== Stated exercise ==
Reproduce all entries word for word.

[Start]

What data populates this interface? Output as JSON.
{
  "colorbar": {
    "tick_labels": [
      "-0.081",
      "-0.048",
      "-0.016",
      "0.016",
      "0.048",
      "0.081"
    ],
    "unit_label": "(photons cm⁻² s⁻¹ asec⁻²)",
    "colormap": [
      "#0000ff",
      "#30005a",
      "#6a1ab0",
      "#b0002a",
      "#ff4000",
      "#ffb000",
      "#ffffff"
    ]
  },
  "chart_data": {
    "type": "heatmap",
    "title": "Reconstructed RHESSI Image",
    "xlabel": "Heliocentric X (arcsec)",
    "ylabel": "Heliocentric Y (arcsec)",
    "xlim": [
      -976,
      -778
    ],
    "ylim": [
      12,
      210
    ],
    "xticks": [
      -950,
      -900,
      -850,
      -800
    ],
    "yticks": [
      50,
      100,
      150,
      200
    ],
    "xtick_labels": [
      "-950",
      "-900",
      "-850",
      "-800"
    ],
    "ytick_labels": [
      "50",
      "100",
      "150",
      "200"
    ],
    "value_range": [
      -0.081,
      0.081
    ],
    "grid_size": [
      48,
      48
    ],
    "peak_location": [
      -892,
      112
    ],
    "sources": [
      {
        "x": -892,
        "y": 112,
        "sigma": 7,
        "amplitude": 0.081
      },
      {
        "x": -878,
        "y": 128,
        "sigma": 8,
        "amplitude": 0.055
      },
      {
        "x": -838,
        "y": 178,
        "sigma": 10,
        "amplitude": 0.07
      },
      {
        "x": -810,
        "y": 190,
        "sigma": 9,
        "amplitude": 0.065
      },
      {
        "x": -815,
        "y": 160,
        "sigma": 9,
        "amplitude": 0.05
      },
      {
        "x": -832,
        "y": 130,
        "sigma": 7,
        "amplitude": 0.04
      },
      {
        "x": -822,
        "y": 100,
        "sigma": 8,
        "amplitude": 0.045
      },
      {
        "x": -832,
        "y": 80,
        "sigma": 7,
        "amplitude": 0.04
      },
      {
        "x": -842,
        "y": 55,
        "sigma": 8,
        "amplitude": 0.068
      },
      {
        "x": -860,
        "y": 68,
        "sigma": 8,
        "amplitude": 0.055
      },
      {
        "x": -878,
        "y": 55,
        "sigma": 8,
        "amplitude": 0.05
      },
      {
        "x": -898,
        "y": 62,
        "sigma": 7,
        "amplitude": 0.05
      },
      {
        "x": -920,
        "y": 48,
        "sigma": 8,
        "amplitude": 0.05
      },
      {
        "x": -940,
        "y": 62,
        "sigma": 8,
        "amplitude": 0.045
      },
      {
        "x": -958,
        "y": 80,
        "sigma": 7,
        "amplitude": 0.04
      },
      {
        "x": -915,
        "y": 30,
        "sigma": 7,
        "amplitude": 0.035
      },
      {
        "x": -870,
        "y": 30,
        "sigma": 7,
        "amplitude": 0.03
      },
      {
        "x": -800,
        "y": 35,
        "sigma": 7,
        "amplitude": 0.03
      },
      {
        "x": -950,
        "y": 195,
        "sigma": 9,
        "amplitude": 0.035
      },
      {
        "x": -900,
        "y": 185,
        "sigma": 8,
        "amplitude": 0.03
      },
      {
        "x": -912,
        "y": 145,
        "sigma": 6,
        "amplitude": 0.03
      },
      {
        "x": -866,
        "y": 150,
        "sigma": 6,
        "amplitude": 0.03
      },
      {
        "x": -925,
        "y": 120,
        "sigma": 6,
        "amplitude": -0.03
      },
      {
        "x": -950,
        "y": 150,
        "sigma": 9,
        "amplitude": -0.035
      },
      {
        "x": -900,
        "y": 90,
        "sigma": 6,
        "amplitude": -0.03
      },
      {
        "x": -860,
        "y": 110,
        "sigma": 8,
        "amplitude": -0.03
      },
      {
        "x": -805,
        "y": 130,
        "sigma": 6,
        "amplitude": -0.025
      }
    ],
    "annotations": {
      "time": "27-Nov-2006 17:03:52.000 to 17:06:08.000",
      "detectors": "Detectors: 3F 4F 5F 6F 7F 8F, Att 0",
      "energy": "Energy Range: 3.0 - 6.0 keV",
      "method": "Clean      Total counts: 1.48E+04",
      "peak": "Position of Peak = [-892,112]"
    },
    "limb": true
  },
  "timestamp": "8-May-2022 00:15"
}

[End]

== Exercise answer ==
What data populates this interface? Output as JSON.
{
  "colorbar": {
    "tick_labels": [
      "-0.081",
      "-0.048",
      "-0.016",
      "0.016",
      "0.048",
      "0.081"
    ],
    "unit_label": "(photons cm⁻² s⁻¹ asec⁻²)",
    "colormap": [
      "#0000ff",
      "#30005a",
      "#6a1ab0",
      "#b0002a",
      "#ff4000",
      "#ffb000",
      "#ffffff"
    ]
  },
  "chart_data": {
    "type": "heatmap",
    "title": "Reconstructed RHESSI Image",
    "xlabel": "Heliocentric X (arcsec)",
    "ylabel": "Heliocentric Y (arcsec)",
    "xlim": [
      -976,
      -778
    ],
    "ylim": [
      12,
      210
    ],
    "xticks": [
      -950,
      -900,
      -850,
      -800
    ],
    "yticks": [
      50,
      100,
      150,
      200
    ],
    "xtick_labels": [
      "-950",
      "-900",
      "-850",
      "-800"
    ],
    "ytick_labels": [
      "50",
      "100",
      "150",
      "200"
    ],
    "value_range": [
      -0.081,
      0.081
    ],
    "grid_size": [
      48,
      48
    ],
    "peak_location": [
      -892,
      112
    ],
    "sources": [
      {
        "x": -892,
        "y": 112,
        "sigma": 7,
        "amplitude": 0.081
      },
      {
        "x": -878,
        "y": 128,
        "sigma": 8,
        "amplitude": 0.055
      },
      {
        "x": -838,
        "y": 178,
        "sigma": 10,
        "amplitude": 0.07
      },
      {
        "x": -810,
        "y": 190,
        "sigma": 9,
        "amplitude": 0.065
      },
      {
        "x": -815,
        "y": 160,
        "sigma": 9,
        "amplitude": 0.05
      },
      {
        "x": -832,
        "y": 130,
        "sigma": 7,
        "amplitude": 0.04
      },
      {
        "x": -822,
        "y": 100,
        "sigma": 8,
        "amplitude": 0.045
      },
      {
        "x": -832,
        "y": 80,
        "sigma": 7,
        "amplitude": 0.04
      },
      {
        "x": -842,
        "y": 55,
        "sigma": 8,
        "amplitude": 0.068
      },
      {
        "x": -860,
        "y": 68,
        "sigma": 8,
        "amplitude": 0.055
      },
      {
        "x": -878,
        "y": 55,
        "sigma": 8,
        "amplitude": 0.05
      },
      {
        "x": -898,
        "y": 62,
        "sigma": 7,
        "amplitude": 0.05
      },
      {
        "x": -920,
        "y": 48,
        "sigma": 8,
        "amplitude": 0.05
      },
      {
        "x": -940,
        "y": 62,
        "sigma": 8,
        "amplitude": 0.045
      },
      {
        "x": -958,
        "y": 80,
        "sigma": 7,
        "amplitude": 0.04
      },
      {
        "x": -915,
        "y": 30,
        "sigma": 7,
        "amplitude": 0.035
      },
      {
        "x": -870,
        "y": 30,
        "sigma": 7,
        "amplitude": 0.03
      },
      {
        "x": -800,
        "y": 35,
        "sigma": 7,
        "amplitude": 0.03
      },
      {
        "x": -950,
        "y": 195,
        "sigma": 9,
        "amplitude": 0.035
      },
      {
        "x": -900,
        "y": 185,
        "sigma": 8,
        "amplitude": 0.03
      },
      {
        "x": -912,
        "y": 145,
        "sigma": 6,
        "amplitude": 0.03
      },
      {
        "x": -866,
        "y": 150,
        "sigma": 6,
        "amplitude": 0.03
      },
      {
        "x": -925,
        "y": 120,
        "sigma": 6,
        "amplitude": -0.03
      },
      {
        "x": -950,
        "y": 150,
        "sigma": 9,
        "amplitude": -0.035
      },
      {
        "x": -900,
        "y": 90,
        "sigma": 6,
        "amplitude": -0.03
      },
      {
        "x": -860,
        "y": 110,
        "sigma": 8,
        "amplitude": -0.03
      },
      {
        "x": -805,
        "y": 130,
        "sigma": 6,
        "amplitude": -0.025
      }
    ],
    "annotations": {
      "time": "27-Nov-2006 17:03:52.000 to 17:06:08.000",
      "detectors": "Detectors: 3F 4F 5F 6F 7F 8F, Att 0",
      "energy": "Energy Range: 3.0 - 6.0 keV",
      "method": "Clean      Total counts: 1.48E+04",
      "peak": "Position of Peak = [-892,112]"
    },
    "limb": true
  },
  "timestamp": "8-May-2022 00:15"
}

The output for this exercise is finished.